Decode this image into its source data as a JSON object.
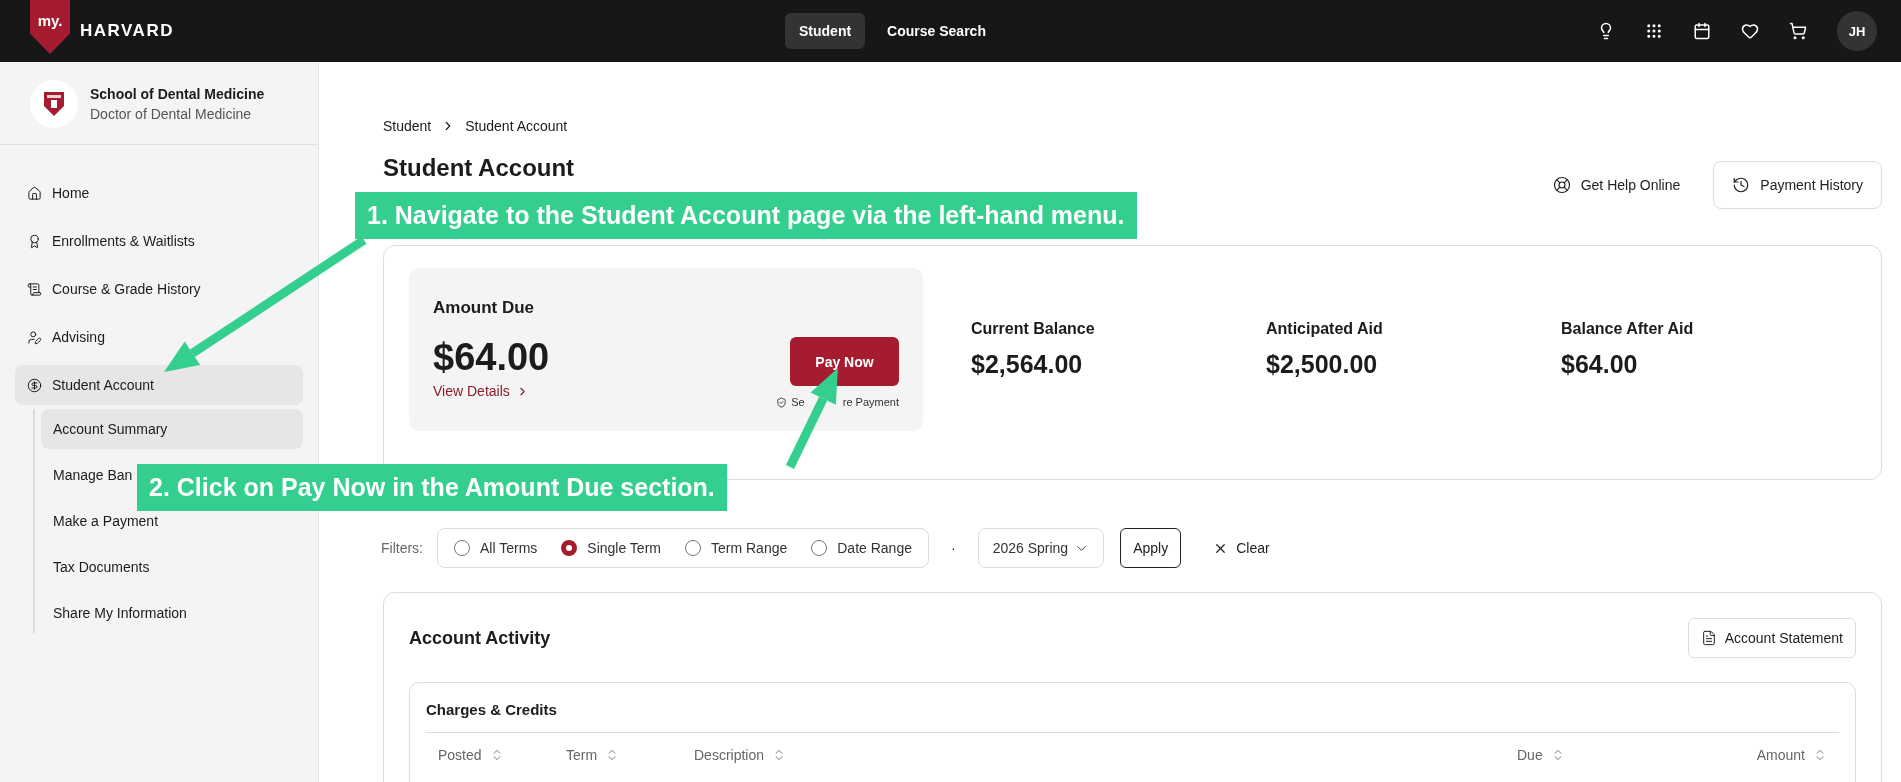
{
  "top_bar": {
    "logo": {
      "badge": "my.",
      "name": "HARVARD"
    },
    "tabs": [
      {
        "label": "Student",
        "selected": true
      },
      {
        "label": "Course Search",
        "selected": false
      }
    ],
    "avatar": "JH"
  },
  "sidebar": {
    "school": {
      "name": "School of Dental Medicine",
      "program": "Doctor of Dental Medicine"
    },
    "items": [
      {
        "label": "Home",
        "selected": false
      },
      {
        "label": "Enrollments & Waitlists",
        "selected": false
      },
      {
        "label": "Course & Grade History",
        "selected": false
      },
      {
        "label": "Advising",
        "selected": false
      },
      {
        "label": "Student Account",
        "selected": true,
        "children": [
          {
            "label": "Account Summary",
            "selected": true
          },
          {
            "label": "Manage Ban",
            "selected": false
          },
          {
            "label": "Make a Payment",
            "selected": false
          },
          {
            "label": "Tax Documents",
            "selected": false
          },
          {
            "label": "Share My Information",
            "selected": false
          }
        ]
      }
    ]
  },
  "breadcrumb": [
    "Student",
    "Student Account"
  ],
  "title": "Student Account",
  "actions": [
    {
      "label": "Get Help Online",
      "kind": "link"
    },
    {
      "label": "Payment History",
      "kind": "button"
    }
  ],
  "summary": {
    "amount_due": {
      "label": "Amount Due",
      "value": "$64.00",
      "link": "View Details",
      "button": "Pay Now",
      "note": [
        "Se",
        "re Payment"
      ]
    },
    "stats": [
      {
        "label": "Current Balance",
        "value": "$2,564.00"
      },
      {
        "label": "Anticipated Aid",
        "value": "$2,500.00"
      },
      {
        "label": "Balance After Aid",
        "value": "$64.00"
      }
    ]
  },
  "filters": {
    "label": "Filters:",
    "options": [
      {
        "label": "All Terms",
        "selected": false
      },
      {
        "label": "Single Term",
        "selected": true
      },
      {
        "label": "Term Range",
        "selected": false
      },
      {
        "label": "Date Range",
        "selected": false
      }
    ],
    "separator": "·",
    "term": "2026 Spring",
    "apply": "Apply",
    "clear": "Clear"
  },
  "activity": {
    "title": "Account Activity",
    "button": "Account Statement",
    "charges": {
      "title": "Charges & Credits",
      "columns": [
        "Posted",
        "Term",
        "Description",
        "Due",
        "Amount"
      ]
    }
  },
  "annotations": [
    {
      "text": "1. Navigate to the Student Account page via the left-hand menu."
    },
    {
      "text": "2. Click on Pay Now in the Amount Due section."
    }
  ]
}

_ _ _ _ _

Return the listing above word for word, with the pictures removed.

Decode this image into its source data as a JSON object.
{
  "top_bar": {
    "logo": {
      "badge": "my.",
      "name": "HARVARD"
    },
    "tabs": [
      {
        "label": "Student",
        "selected": true
      },
      {
        "label": "Course Search",
        "selected": false
      }
    ],
    "avatar": "JH"
  },
  "sidebar": {
    "school": {
      "name": "School of Dental Medicine",
      "program": "Doctor of Dental Medicine"
    },
    "items": [
      {
        "label": "Home",
        "selected": false
      },
      {
        "label": "Enrollments & Waitlists",
        "selected": false
      },
      {
        "label": "Course & Grade History",
        "selected": false
      },
      {
        "label": "Advising",
        "selected": false
      },
      {
        "label": "Student Account",
        "selected": true,
        "children": [
          {
            "label": "Account Summary",
            "selected": true
          },
          {
            "label": "Manage Ban",
            "selected": false
          },
          {
            "label": "Make a Payment",
            "selected": false
          },
          {
            "label": "Tax Documents",
            "selected": false
          },
          {
            "label": "Share My Information",
            "selected": false
          }
        ]
      }
    ]
  },
  "breadcrumb": [
    "Student",
    "Student Account"
  ],
  "title": "Student Account",
  "actions": [
    {
      "label": "Get Help Online",
      "kind": "link"
    },
    {
      "label": "Payment History",
      "kind": "button"
    }
  ],
  "summary": {
    "amount_due": {
      "label": "Amount Due",
      "value": "$64.00",
      "link": "View Details",
      "button": "Pay Now",
      "note": [
        "Se",
        "re Payment"
      ]
    },
    "stats": [
      {
        "label": "Current Balance",
        "value": "$2,564.00"
      },
      {
        "label": "Anticipated Aid",
        "value": "$2,500.00"
      },
      {
        "label": "Balance After Aid",
        "value": "$64.00"
      }
    ]
  },
  "filters": {
    "label": "Filters:",
    "options": [
      {
        "label": "All Terms",
        "selected": false
      },
      {
        "label": "Single Term",
        "selected": true
      },
      {
        "label": "Term Range",
        "selected": false
      },
      {
        "label": "Date Range",
        "selected": false
      }
    ],
    "separator": "·",
    "term": "2026 Spring",
    "apply": "Apply",
    "clear": "Clear"
  },
  "activity": {
    "title": "Account Activity",
    "button": "Account Statement",
    "charges": {
      "title": "Charges & Credits",
      "columns": [
        "Posted",
        "Term",
        "Description",
        "Due",
        "Amount"
      ]
    }
  },
  "annotations": [
    {
      "text": "1. Navigate to the Student Account page via the left-hand menu."
    },
    {
      "text": "2. Click on Pay Now in the Amount Due section."
    }
  ]
}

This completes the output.